EXERCISE DETAILS | Copy all lines in which the word "xlabel" can be found.

EXERCISE INPUTS |
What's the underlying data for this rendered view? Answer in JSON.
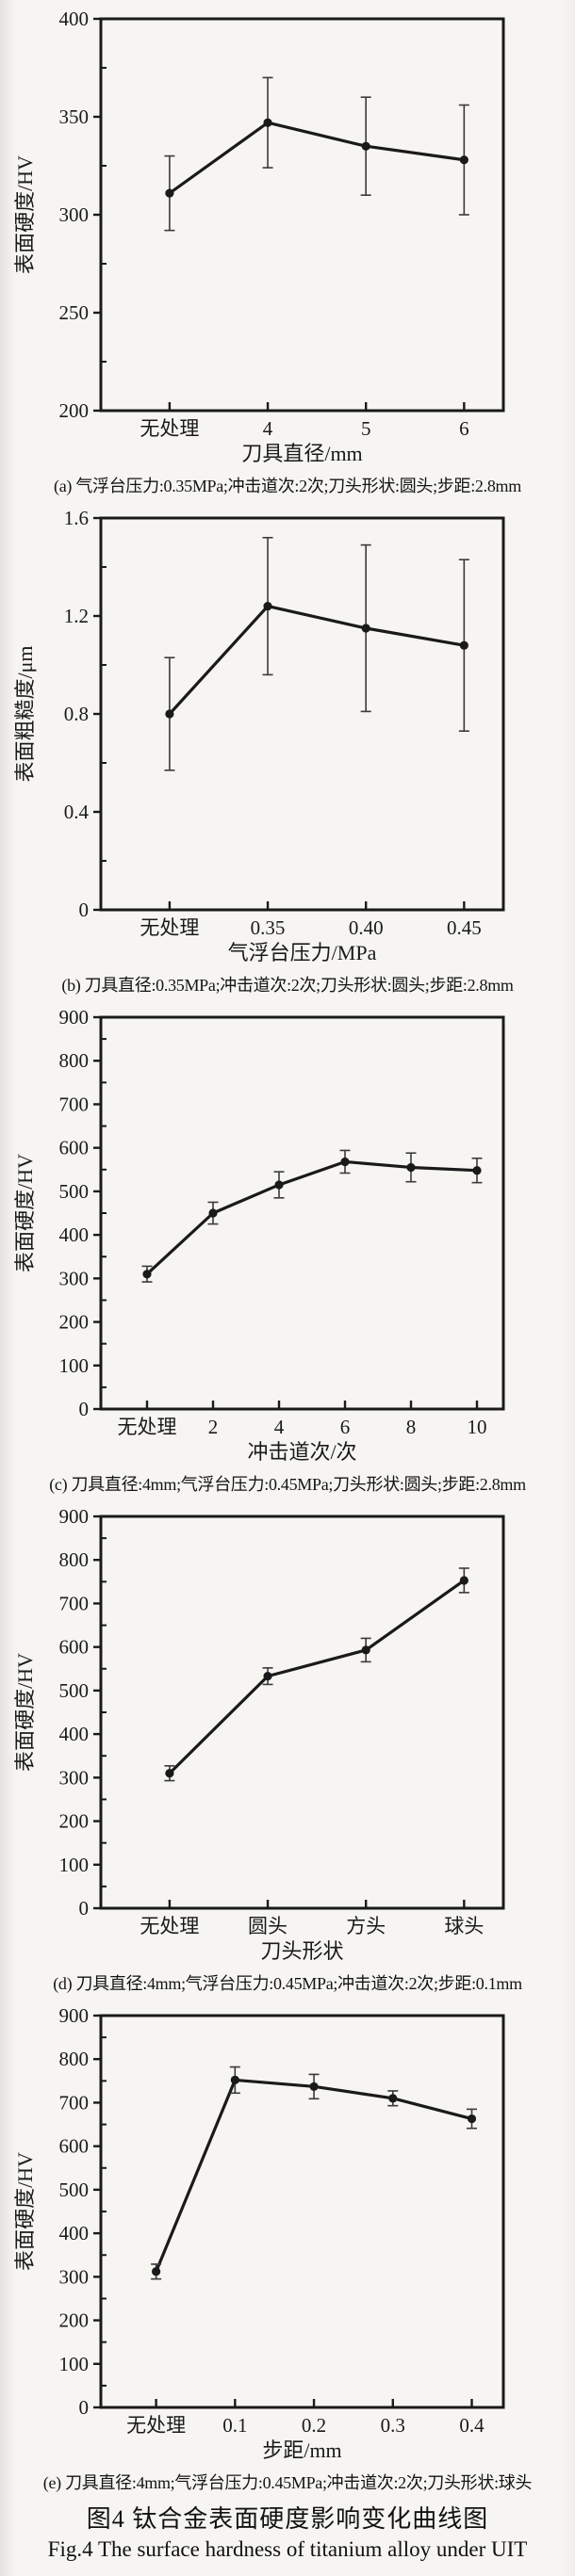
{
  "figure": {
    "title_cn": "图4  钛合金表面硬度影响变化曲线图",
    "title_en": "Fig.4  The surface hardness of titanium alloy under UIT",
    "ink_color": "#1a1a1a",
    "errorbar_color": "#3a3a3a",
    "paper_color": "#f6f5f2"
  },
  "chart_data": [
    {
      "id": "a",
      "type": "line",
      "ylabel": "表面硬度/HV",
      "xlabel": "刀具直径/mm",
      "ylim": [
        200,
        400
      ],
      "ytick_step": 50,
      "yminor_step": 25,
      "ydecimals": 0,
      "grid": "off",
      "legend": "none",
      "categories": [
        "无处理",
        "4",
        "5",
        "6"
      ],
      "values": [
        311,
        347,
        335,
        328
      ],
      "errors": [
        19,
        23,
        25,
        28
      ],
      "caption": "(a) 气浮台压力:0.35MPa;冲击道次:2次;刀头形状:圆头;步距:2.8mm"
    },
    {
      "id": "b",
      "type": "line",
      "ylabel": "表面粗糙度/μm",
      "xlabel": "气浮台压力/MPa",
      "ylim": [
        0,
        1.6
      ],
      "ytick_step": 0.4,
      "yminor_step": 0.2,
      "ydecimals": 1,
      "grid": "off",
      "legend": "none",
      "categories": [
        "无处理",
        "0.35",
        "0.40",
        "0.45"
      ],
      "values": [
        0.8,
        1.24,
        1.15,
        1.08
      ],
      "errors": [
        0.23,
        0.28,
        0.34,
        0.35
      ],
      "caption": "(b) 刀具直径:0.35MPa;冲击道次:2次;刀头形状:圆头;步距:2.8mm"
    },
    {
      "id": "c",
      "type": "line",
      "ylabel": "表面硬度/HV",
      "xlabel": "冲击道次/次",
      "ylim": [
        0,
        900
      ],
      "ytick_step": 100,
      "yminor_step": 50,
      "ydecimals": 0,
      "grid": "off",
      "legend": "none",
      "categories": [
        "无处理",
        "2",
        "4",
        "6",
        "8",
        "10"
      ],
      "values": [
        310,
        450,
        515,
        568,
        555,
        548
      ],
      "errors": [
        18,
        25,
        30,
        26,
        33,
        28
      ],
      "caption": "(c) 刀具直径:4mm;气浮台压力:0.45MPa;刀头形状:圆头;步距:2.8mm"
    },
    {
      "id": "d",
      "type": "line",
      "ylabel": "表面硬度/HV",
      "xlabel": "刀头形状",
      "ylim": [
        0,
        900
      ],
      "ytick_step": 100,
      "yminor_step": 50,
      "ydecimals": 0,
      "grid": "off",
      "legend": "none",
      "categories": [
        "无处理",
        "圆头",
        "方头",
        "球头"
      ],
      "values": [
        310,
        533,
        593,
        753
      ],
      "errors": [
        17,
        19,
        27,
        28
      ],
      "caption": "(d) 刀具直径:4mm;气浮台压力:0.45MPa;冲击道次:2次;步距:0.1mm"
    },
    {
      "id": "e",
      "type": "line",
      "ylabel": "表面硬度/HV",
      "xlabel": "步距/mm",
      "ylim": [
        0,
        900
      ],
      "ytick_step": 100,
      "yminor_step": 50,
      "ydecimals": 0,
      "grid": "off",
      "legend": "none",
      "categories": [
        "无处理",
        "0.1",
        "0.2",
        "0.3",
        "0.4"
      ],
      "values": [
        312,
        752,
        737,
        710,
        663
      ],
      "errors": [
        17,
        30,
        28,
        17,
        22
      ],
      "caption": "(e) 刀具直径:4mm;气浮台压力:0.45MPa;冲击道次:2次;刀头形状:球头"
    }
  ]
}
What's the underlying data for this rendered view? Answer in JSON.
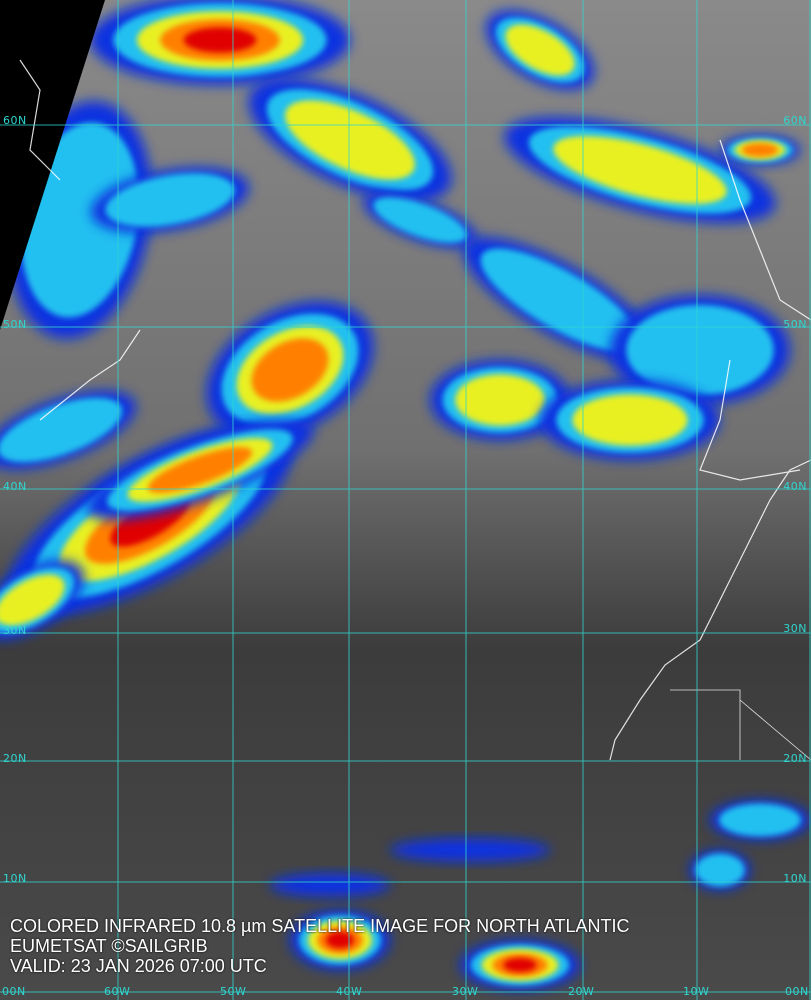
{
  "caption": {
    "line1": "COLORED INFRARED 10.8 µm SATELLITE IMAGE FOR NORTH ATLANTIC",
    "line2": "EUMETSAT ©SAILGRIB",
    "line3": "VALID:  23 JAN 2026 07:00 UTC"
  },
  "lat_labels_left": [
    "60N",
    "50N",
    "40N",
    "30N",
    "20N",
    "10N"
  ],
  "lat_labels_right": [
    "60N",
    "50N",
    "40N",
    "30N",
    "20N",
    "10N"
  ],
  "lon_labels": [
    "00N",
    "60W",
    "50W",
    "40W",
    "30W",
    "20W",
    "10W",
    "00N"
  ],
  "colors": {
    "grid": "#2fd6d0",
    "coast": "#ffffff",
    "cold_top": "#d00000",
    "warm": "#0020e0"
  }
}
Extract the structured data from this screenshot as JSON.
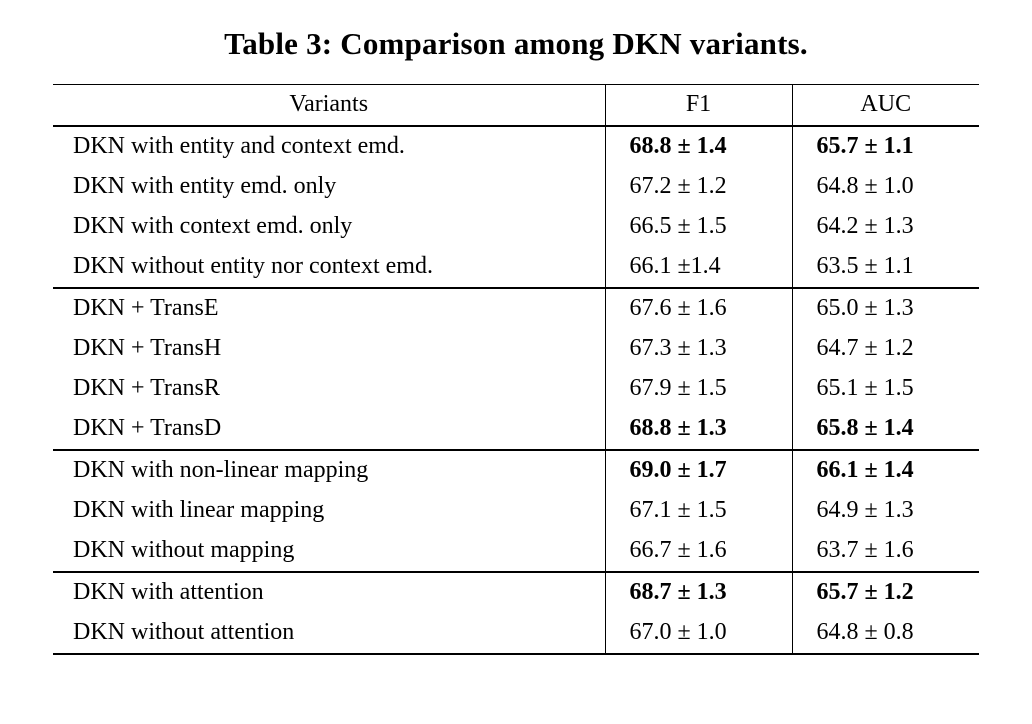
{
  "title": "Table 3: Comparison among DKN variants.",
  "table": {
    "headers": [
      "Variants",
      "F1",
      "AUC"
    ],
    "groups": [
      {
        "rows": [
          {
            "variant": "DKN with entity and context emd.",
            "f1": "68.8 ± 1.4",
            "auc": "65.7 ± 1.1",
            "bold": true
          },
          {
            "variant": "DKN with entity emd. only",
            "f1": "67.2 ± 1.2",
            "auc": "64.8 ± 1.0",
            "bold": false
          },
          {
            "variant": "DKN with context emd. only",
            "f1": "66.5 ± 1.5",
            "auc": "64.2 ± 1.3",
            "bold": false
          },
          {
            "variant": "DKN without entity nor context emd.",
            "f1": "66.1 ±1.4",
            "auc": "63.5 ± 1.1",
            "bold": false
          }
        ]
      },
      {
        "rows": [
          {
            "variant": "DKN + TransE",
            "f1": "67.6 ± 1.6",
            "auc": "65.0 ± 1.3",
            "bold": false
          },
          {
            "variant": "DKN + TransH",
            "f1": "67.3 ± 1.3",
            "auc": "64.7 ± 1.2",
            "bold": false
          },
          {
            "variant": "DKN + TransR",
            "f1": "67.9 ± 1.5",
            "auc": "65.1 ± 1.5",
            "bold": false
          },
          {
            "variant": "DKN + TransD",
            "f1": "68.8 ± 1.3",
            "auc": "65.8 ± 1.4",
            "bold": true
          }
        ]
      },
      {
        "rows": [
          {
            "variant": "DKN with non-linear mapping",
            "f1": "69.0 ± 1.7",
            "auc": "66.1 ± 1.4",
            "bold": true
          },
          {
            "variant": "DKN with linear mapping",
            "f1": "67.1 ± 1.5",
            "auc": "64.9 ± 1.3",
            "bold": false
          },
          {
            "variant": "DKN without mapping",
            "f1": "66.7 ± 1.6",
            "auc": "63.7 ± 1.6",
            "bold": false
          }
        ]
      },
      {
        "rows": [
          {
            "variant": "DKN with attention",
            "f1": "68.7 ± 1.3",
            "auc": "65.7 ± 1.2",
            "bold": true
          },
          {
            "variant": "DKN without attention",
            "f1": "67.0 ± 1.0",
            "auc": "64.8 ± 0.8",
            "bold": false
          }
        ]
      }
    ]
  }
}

CORRECT ANSWER |
      "xlabel": "刀具直径/mm",
      "xlabel": "气浮台压力/MPa",
      "xlabel": "冲击道次/次",
      "xlabel": "刀头形状",
      "xlabel": "步距/mm",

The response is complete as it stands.